:: ROWS ::

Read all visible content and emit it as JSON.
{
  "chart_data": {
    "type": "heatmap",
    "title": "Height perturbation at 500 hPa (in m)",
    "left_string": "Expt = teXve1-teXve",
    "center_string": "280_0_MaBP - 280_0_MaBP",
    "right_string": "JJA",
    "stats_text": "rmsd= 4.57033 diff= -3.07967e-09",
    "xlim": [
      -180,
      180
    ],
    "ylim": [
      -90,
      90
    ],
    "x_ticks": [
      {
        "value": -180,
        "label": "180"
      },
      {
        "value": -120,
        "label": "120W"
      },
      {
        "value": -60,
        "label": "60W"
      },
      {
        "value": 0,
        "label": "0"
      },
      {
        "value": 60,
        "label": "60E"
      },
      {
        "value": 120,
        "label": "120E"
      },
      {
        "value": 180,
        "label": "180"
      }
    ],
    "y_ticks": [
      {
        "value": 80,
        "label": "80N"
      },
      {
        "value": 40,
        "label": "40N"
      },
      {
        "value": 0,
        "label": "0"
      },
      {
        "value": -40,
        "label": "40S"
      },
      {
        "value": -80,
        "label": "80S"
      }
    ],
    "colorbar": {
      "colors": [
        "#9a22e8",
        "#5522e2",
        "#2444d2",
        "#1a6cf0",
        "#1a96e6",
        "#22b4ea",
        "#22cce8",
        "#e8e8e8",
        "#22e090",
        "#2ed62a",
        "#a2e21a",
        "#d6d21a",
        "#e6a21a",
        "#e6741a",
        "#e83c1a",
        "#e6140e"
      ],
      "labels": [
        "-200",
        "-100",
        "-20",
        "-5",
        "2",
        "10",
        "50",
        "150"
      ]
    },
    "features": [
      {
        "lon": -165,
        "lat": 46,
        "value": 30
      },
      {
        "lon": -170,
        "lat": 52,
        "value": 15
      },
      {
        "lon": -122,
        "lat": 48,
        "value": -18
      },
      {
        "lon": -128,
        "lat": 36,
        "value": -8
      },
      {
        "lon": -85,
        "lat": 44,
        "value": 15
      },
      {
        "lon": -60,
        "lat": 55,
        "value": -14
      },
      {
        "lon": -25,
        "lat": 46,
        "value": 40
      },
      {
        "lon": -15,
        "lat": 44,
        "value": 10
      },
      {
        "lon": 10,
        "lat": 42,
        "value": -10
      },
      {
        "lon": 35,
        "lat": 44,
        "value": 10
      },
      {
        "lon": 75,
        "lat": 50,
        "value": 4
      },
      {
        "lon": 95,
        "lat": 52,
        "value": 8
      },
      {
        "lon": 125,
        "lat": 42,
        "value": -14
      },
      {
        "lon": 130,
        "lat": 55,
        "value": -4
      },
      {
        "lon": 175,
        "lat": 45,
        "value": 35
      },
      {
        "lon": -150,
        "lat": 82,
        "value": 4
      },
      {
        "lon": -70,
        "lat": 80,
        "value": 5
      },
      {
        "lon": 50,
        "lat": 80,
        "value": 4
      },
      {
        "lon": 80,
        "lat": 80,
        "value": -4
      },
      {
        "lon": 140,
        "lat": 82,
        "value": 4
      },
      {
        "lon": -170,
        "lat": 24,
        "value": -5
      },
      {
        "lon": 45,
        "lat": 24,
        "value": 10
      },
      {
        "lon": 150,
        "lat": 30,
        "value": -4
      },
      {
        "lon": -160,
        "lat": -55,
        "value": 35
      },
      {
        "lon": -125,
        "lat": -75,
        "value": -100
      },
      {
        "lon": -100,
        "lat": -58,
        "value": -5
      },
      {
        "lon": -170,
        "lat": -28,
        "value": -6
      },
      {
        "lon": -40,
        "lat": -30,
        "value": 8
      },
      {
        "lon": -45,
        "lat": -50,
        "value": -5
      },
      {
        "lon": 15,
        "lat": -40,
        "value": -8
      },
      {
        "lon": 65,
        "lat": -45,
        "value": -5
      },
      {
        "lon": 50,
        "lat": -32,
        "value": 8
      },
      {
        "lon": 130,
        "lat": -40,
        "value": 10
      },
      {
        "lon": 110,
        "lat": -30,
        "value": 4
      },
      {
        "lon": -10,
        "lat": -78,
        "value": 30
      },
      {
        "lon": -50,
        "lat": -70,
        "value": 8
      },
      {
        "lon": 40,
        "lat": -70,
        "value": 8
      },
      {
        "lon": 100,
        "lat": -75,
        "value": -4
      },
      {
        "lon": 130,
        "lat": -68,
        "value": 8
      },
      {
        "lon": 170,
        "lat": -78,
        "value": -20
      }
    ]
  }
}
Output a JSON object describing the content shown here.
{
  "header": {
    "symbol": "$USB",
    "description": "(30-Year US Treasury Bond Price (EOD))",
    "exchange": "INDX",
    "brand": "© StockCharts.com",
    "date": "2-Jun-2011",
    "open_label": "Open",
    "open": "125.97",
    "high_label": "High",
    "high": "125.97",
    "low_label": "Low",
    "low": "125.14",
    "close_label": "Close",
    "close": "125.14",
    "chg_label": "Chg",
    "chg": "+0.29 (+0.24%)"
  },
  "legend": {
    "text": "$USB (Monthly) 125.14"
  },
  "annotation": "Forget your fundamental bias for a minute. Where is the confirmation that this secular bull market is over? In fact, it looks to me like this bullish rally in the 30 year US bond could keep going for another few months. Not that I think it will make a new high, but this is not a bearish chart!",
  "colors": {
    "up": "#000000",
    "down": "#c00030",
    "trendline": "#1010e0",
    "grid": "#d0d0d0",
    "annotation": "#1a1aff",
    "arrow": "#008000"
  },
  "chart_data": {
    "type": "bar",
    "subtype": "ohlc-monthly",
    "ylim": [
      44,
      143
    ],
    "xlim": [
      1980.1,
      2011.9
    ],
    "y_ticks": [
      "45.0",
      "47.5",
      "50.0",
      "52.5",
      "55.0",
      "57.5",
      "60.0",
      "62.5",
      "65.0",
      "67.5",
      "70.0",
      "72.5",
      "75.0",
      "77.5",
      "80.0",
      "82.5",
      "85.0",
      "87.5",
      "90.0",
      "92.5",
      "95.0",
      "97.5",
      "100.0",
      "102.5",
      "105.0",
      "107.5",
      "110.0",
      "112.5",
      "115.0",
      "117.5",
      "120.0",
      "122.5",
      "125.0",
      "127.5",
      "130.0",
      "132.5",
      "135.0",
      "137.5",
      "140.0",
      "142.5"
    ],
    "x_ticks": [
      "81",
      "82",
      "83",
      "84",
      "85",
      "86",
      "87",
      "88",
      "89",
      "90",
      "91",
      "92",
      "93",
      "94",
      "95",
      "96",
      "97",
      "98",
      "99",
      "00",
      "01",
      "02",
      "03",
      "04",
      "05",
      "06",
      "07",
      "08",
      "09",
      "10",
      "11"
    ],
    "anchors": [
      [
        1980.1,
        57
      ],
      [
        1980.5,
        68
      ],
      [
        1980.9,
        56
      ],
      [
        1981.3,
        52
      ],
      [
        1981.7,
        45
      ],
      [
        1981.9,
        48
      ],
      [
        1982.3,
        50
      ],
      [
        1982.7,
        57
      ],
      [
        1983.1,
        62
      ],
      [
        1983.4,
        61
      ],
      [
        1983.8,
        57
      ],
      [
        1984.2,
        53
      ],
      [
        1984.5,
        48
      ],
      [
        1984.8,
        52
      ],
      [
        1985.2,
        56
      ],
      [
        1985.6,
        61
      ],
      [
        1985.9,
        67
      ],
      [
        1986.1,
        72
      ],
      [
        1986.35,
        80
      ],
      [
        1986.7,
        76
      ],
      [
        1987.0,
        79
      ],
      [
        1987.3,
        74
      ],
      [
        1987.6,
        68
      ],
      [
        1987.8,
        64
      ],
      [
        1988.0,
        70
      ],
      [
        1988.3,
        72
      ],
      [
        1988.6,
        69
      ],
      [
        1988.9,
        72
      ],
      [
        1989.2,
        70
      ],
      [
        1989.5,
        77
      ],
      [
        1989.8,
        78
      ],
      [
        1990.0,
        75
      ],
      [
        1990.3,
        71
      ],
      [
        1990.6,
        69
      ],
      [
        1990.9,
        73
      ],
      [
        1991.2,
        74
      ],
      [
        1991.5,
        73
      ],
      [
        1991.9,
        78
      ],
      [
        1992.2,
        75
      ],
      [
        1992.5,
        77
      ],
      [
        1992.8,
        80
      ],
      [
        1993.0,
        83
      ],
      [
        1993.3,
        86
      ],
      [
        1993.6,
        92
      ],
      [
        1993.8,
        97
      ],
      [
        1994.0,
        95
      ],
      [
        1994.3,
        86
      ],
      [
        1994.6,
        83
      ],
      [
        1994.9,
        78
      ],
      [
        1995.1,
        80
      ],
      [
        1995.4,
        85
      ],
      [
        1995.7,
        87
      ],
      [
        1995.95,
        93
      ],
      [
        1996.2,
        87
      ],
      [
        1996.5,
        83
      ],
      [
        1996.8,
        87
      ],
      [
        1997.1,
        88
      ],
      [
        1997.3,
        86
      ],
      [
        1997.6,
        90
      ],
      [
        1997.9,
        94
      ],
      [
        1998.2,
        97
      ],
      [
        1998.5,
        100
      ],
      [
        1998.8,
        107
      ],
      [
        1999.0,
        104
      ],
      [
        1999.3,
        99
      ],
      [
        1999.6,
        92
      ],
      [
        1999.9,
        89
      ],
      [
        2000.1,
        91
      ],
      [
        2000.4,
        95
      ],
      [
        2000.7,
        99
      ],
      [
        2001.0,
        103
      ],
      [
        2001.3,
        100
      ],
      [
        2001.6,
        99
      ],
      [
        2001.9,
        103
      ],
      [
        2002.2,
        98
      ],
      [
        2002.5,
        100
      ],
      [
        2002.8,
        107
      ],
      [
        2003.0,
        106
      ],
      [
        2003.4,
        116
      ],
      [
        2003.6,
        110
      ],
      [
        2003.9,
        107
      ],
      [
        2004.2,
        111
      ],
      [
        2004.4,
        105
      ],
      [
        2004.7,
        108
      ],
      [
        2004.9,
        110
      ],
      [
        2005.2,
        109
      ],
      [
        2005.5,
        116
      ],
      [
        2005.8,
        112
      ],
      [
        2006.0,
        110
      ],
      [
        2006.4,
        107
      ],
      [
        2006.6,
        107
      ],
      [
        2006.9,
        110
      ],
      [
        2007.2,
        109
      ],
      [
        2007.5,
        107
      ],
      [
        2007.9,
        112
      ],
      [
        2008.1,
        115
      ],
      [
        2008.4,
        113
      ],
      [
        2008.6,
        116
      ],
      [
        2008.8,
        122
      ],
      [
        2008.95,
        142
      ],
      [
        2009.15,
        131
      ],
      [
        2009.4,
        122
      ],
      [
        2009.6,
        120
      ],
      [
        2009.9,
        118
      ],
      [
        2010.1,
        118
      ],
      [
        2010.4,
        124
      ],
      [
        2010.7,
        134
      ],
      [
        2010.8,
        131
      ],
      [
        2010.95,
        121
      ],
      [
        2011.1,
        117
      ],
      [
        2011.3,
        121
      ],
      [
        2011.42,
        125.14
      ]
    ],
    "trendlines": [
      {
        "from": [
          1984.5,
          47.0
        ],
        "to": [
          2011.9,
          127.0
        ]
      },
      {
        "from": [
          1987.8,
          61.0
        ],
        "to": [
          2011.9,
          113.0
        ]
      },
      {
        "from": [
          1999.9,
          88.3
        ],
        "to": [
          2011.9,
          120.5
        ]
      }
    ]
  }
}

:::

■ GOAL ■
From the material above, gather all lines that include the string "JSON" and copy them.

■ EXERCISE OUTPUT ■
Read all visible content and emit it as JSON.
Output a JSON object describing the content shown here.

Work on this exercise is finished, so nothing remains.